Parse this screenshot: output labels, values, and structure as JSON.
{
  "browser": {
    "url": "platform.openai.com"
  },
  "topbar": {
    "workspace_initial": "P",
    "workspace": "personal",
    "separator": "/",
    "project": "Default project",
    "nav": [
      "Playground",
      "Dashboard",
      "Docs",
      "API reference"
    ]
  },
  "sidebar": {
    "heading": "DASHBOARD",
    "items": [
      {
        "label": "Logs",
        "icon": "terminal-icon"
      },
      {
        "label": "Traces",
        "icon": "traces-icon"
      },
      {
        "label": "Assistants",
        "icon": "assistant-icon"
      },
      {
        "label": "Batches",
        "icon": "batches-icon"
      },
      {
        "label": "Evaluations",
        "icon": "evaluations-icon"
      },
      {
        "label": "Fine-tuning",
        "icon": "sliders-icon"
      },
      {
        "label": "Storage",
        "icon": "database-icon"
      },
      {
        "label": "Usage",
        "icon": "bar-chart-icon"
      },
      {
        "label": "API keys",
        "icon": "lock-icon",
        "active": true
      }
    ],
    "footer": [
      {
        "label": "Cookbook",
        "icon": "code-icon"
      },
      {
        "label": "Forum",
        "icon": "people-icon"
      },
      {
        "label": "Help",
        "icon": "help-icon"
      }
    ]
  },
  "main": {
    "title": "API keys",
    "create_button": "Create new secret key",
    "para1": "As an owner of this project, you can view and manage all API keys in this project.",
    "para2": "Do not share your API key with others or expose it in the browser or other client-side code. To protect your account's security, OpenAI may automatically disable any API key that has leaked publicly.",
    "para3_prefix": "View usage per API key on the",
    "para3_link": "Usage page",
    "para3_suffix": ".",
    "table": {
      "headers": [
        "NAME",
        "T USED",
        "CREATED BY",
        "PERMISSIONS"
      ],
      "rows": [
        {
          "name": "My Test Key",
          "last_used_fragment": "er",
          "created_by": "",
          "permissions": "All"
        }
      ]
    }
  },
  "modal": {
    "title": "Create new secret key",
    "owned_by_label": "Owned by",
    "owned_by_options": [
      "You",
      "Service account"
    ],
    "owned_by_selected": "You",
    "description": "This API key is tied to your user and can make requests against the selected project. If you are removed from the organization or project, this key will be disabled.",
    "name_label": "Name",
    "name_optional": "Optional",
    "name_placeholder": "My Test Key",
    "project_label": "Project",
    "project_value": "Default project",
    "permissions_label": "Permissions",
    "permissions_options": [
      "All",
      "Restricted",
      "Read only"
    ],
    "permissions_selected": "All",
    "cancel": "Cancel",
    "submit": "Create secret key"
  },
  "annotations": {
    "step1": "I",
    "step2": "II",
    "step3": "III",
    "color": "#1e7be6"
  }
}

### DIRECTIONS FOR THIS TASK
Every entry needs to be retyped exactly.

### RESPONSE TO THIS TASK
Parse this screenshot: output labels, values, and structure as JSON.
{
  "browser": {
    "url": "platform.openai.com"
  },
  "topbar": {
    "workspace_initial": "P",
    "workspace": "personal",
    "separator": "/",
    "project": "Default project",
    "nav": [
      "Playground",
      "Dashboard",
      "Docs",
      "API reference"
    ]
  },
  "sidebar": {
    "heading": "DASHBOARD",
    "items": [
      {
        "label": "Logs",
        "icon": "terminal-icon"
      },
      {
        "label": "Traces",
        "icon": "traces-icon"
      },
      {
        "label": "Assistants",
        "icon": "assistant-icon"
      },
      {
        "label": "Batches",
        "icon": "batches-icon"
      },
      {
        "label": "Evaluations",
        "icon": "evaluations-icon"
      },
      {
        "label": "Fine-tuning",
        "icon": "sliders-icon"
      },
      {
        "label": "Storage",
        "icon": "database-icon"
      },
      {
        "label": "Usage",
        "icon": "bar-chart-icon"
      },
      {
        "label": "API keys",
        "icon": "lock-icon",
        "active": true
      }
    ],
    "footer": [
      {
        "label": "Cookbook",
        "icon": "code-icon"
      },
      {
        "label": "Forum",
        "icon": "people-icon"
      },
      {
        "label": "Help",
        "icon": "help-icon"
      }
    ]
  },
  "main": {
    "title": "API keys",
    "create_button": "Create new secret key",
    "para1": "As an owner of this project, you can view and manage all API keys in this project.",
    "para2": "Do not share your API key with others or expose it in the browser or other client-side code. To protect your account's security, OpenAI may automatically disable any API key that has leaked publicly.",
    "para3_prefix": "View usage per API key on the",
    "para3_link": "Usage page",
    "para3_suffix": ".",
    "table": {
      "headers": [
        "NAME",
        "T USED",
        "CREATED BY",
        "PERMISSIONS"
      ],
      "rows": [
        {
          "name": "My Test Key",
          "last_used_fragment": "er",
          "created_by": "",
          "permissions": "All"
        }
      ]
    }
  },
  "modal": {
    "title": "Create new secret key",
    "owned_by_label": "Owned by",
    "owned_by_options": [
      "You",
      "Service account"
    ],
    "owned_by_selected": "You",
    "description": "This API key is tied to your user and can make requests against the selected project. If you are removed from the organization or project, this key will be disabled.",
    "name_label": "Name",
    "name_optional": "Optional",
    "name_placeholder": "My Test Key",
    "project_label": "Project",
    "project_value": "Default project",
    "permissions_label": "Permissions",
    "permissions_options": [
      "All",
      "Restricted",
      "Read only"
    ],
    "permissions_selected": "All",
    "cancel": "Cancel",
    "submit": "Create secret key"
  },
  "annotations": {
    "step1": "I",
    "step2": "II",
    "step3": "III",
    "color": "#1e7be6"
  }
}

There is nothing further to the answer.